◆ Requirements ◆
Identify the lines that include the word "pensamientos", then copy all of them.

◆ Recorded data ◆
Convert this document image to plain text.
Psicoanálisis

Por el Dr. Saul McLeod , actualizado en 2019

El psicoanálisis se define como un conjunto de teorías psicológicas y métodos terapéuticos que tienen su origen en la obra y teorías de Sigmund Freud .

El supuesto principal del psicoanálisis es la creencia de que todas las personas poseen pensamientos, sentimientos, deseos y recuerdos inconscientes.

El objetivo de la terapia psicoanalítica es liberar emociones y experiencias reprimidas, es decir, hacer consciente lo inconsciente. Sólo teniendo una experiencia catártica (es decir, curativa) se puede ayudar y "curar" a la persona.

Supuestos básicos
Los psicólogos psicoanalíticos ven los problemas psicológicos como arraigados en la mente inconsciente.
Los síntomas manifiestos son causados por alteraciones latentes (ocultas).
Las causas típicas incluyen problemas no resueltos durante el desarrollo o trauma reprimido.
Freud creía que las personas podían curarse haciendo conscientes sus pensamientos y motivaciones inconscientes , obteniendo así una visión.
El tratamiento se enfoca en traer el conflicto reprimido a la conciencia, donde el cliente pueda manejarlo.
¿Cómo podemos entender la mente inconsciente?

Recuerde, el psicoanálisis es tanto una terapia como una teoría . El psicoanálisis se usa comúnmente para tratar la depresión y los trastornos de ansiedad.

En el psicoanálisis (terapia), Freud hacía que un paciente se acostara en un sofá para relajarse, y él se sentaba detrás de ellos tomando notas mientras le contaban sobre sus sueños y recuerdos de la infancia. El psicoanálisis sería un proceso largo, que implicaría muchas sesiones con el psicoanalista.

◆ Reply to the task ◆
El supuesto principal del psicoanálisis es la creencia de que todas las personas poseen pensamientos, sentimientos, deseos y recuerdos inconscientes.
Freud creía que las personas podían curarse haciendo conscientes sus pensamientos y motivaciones inconscientes , obteniendo así una visión.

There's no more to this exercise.